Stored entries
——————————

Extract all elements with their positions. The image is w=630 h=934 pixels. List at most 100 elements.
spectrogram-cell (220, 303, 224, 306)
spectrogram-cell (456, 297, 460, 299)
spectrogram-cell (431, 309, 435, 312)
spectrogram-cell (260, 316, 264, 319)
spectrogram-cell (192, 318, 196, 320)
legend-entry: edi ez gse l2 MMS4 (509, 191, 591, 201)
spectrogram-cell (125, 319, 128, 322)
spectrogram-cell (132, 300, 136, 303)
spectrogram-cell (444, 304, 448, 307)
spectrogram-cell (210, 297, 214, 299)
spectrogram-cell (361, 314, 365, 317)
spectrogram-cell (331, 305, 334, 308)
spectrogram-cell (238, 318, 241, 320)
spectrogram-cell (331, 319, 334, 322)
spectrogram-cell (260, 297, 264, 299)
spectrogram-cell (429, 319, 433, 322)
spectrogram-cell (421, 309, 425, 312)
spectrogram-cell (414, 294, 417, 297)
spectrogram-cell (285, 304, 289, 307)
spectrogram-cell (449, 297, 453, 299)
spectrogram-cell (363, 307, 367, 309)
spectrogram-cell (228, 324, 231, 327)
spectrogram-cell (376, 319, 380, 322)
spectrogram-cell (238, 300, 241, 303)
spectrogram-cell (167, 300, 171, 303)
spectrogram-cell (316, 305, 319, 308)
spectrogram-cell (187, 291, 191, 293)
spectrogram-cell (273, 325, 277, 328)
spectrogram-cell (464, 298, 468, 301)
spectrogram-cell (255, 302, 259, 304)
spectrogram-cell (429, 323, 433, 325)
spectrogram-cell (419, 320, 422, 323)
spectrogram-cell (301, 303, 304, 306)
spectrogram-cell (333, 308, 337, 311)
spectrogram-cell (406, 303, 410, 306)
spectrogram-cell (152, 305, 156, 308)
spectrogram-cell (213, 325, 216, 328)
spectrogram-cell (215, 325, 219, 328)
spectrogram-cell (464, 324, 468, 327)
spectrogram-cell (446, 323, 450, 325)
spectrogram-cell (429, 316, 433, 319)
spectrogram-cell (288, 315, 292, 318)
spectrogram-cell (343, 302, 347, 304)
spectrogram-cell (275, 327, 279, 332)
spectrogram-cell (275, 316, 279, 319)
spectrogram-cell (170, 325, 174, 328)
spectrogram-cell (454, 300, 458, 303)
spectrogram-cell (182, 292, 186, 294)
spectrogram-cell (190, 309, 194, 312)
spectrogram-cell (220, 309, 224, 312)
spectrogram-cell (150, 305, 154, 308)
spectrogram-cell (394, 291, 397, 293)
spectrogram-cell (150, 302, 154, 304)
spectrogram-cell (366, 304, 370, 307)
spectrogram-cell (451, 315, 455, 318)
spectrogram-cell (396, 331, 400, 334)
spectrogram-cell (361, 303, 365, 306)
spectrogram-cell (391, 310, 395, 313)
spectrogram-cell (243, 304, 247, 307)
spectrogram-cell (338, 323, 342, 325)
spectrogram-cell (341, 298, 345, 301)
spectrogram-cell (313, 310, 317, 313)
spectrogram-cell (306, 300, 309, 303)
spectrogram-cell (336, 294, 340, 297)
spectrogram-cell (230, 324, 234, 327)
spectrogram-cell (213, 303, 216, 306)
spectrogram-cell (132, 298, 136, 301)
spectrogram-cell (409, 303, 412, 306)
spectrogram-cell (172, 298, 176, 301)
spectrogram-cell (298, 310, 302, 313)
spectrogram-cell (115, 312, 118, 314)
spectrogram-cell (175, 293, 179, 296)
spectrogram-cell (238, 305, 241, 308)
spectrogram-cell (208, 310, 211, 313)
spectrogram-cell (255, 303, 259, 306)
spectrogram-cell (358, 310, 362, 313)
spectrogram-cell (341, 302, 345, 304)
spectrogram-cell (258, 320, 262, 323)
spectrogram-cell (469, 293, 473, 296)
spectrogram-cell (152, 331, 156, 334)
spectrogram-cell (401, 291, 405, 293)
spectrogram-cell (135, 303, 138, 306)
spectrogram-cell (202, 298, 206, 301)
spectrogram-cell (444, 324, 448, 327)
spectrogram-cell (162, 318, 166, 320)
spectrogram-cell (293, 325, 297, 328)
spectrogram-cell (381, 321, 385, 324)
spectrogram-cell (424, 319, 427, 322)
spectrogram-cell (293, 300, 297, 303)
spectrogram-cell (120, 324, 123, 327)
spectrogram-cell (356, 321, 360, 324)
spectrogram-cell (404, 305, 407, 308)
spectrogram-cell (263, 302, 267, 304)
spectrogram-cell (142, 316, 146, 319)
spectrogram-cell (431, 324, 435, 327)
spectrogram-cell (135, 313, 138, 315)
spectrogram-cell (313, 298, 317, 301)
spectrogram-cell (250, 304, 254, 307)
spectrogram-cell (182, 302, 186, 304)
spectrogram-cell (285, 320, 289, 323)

——————————

* _WRITTEN REQUEST_: Identify every line in the data above that contains the string "positions", and copy each of those lines.

* _TASK SOLUTION_:
Extract all elements with their positions. The image is w=630 h=934 pixels. List at most 100 elements.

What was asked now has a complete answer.